Wherever the string "Tunney" appears, copy the whole line.

*EXCERPTED DATA:*

-=-=-=-=-

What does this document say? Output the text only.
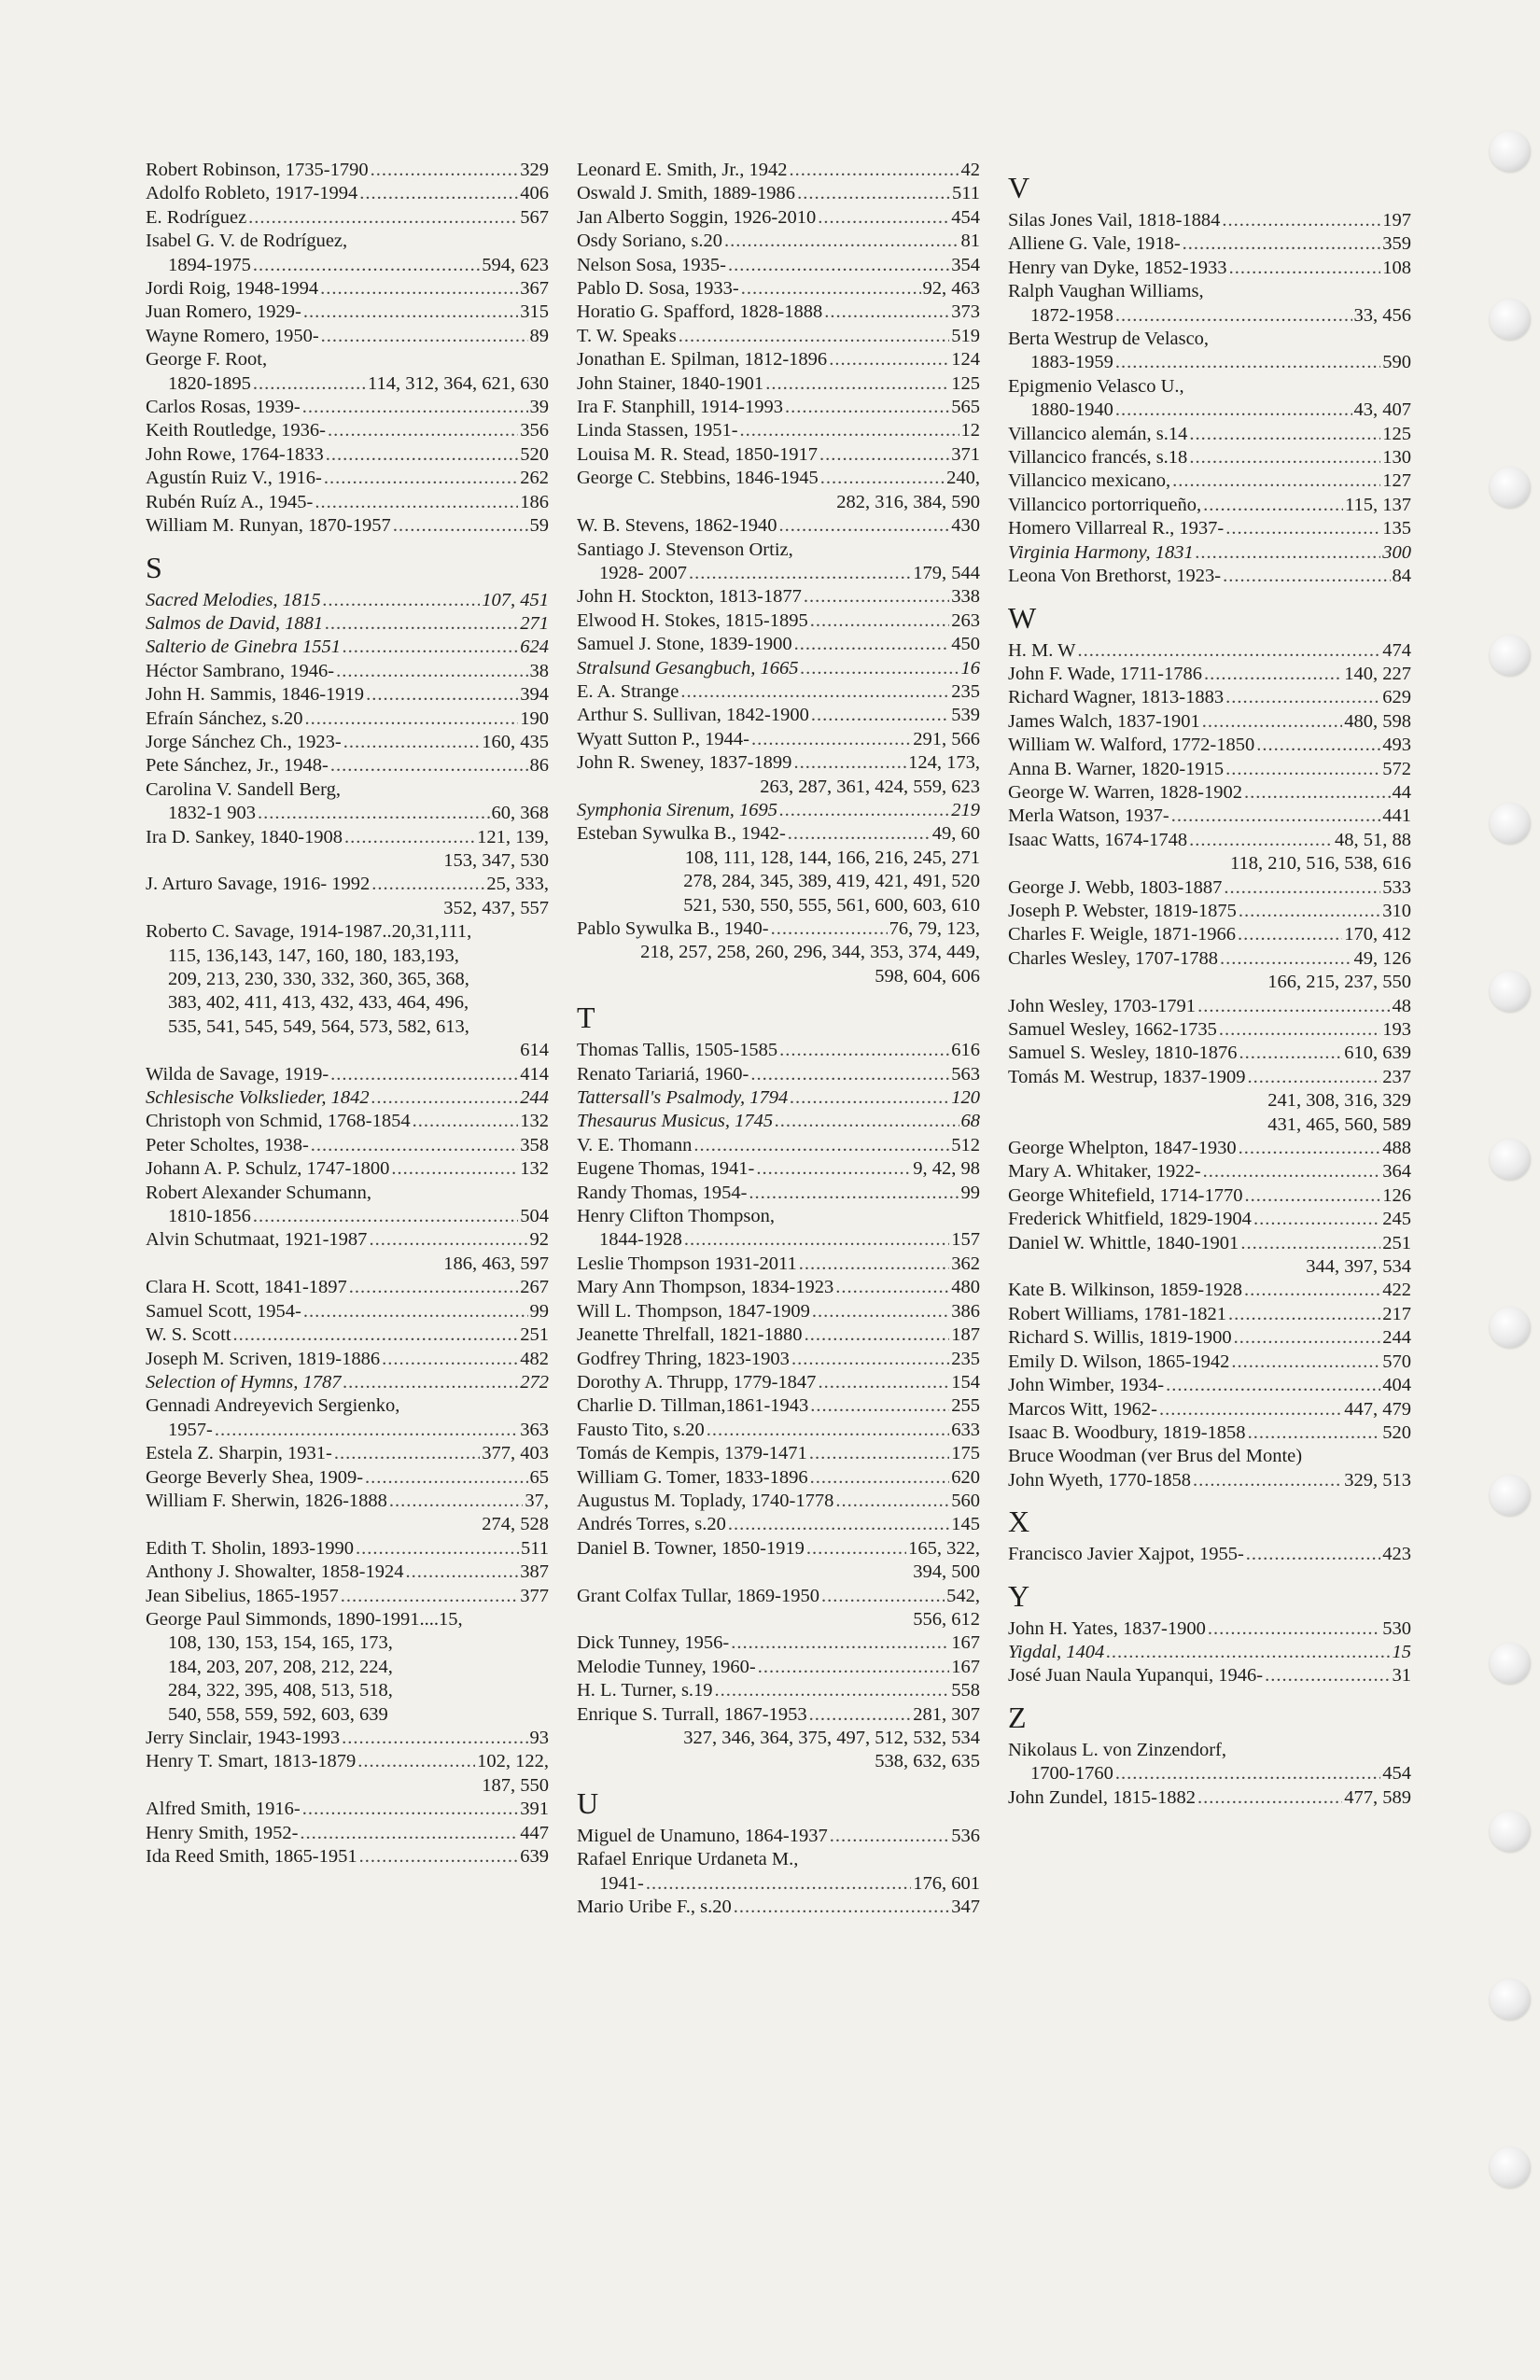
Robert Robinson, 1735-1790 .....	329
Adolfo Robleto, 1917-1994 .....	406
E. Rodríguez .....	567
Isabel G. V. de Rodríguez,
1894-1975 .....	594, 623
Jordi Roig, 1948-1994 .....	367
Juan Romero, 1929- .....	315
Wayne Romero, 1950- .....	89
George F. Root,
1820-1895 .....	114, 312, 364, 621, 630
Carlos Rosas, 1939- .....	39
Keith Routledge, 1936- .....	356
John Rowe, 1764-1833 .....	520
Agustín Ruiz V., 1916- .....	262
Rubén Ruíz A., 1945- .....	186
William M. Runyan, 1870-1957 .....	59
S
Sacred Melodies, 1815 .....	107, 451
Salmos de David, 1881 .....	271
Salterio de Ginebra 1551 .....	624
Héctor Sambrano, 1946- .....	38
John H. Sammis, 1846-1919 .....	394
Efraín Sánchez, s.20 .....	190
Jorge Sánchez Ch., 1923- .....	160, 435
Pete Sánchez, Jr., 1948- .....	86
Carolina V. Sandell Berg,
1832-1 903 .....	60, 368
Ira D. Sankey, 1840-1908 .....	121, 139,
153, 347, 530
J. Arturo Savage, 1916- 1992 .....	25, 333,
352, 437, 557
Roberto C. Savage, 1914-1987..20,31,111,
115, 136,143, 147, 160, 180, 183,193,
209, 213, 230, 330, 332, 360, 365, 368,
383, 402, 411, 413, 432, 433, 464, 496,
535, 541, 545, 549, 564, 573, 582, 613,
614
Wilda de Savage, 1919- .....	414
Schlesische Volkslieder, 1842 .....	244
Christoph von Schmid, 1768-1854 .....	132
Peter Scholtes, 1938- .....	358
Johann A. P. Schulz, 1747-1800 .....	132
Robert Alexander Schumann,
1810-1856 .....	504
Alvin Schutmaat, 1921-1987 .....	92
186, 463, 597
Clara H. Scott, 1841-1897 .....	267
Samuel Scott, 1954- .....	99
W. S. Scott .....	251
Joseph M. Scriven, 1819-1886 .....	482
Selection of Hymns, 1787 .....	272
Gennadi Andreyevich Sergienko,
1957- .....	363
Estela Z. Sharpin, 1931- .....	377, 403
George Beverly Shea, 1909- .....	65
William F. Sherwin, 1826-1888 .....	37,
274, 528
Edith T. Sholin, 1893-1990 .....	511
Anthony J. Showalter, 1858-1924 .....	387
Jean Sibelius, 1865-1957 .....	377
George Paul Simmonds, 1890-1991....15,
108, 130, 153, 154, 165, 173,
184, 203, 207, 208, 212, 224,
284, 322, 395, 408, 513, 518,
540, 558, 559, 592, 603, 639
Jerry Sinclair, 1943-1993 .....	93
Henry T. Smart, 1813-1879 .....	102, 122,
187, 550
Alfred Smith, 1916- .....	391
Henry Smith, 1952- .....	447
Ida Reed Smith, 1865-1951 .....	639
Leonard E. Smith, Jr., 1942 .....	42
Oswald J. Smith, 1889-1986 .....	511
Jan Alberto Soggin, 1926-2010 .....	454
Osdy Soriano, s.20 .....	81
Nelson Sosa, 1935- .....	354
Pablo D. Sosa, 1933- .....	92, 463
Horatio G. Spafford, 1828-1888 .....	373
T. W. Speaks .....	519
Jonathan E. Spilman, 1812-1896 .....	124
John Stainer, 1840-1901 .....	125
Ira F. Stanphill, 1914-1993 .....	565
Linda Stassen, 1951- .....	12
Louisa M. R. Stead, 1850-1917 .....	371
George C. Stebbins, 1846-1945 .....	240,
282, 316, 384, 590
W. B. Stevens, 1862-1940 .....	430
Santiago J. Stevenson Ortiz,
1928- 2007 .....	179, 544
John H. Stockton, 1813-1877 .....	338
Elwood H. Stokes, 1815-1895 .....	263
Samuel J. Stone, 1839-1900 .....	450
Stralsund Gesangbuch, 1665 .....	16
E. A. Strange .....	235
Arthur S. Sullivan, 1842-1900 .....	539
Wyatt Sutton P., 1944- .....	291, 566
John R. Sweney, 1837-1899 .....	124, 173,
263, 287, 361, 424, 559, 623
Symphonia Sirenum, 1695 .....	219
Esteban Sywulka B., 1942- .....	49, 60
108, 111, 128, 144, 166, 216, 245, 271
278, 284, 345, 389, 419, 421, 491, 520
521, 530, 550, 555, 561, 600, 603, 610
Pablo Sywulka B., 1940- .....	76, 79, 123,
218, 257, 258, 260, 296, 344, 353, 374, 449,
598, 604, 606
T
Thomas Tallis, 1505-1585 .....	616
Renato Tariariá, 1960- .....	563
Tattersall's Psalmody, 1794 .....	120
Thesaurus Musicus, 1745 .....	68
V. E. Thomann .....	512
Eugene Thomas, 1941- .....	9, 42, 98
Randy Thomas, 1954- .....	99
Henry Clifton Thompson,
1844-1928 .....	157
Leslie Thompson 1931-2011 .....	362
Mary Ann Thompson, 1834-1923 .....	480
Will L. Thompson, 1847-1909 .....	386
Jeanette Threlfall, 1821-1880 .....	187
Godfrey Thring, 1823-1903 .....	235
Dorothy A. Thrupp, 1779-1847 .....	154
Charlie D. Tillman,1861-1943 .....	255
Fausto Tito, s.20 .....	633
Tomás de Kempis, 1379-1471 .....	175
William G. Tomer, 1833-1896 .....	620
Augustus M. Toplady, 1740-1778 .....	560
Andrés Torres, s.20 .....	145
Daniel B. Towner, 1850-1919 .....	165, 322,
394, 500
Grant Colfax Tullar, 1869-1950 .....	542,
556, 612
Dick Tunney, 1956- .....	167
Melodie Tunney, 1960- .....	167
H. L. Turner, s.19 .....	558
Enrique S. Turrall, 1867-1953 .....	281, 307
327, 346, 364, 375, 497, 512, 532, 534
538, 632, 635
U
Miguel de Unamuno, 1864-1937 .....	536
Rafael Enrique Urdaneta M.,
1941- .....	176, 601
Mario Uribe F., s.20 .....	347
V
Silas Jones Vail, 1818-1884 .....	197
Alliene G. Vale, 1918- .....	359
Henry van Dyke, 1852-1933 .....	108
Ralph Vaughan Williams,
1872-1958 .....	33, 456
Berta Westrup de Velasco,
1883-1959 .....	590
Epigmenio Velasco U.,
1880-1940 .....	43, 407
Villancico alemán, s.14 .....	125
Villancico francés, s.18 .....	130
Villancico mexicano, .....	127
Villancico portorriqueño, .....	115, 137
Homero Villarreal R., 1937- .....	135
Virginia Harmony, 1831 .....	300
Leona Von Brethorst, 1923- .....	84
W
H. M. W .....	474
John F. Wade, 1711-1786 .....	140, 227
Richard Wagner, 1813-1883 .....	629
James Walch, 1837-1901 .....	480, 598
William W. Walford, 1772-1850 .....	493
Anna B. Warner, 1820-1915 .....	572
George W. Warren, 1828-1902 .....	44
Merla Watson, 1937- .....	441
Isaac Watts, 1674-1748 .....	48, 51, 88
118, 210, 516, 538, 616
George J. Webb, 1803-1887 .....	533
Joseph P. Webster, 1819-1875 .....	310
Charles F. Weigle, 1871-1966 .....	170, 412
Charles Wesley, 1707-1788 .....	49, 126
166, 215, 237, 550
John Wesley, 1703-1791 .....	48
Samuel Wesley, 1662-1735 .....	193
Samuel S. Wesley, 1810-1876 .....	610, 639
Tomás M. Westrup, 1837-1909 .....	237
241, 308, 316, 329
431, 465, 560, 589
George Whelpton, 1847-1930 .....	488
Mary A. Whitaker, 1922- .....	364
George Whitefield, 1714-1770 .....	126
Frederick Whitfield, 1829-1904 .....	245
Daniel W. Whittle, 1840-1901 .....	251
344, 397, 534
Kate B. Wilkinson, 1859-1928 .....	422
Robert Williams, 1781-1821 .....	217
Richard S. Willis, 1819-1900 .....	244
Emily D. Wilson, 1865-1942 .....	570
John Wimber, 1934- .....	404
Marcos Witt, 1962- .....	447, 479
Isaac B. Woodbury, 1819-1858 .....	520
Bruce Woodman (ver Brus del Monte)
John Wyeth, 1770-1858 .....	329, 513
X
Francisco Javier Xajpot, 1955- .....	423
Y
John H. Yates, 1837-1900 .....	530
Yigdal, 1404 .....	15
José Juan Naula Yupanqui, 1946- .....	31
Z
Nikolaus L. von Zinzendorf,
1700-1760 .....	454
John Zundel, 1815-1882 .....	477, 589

-=-=-=-=-

*TASK SOLUTION:*
Dick Tunney, 1956- .....	167
Melodie Tunney, 1960- .....	167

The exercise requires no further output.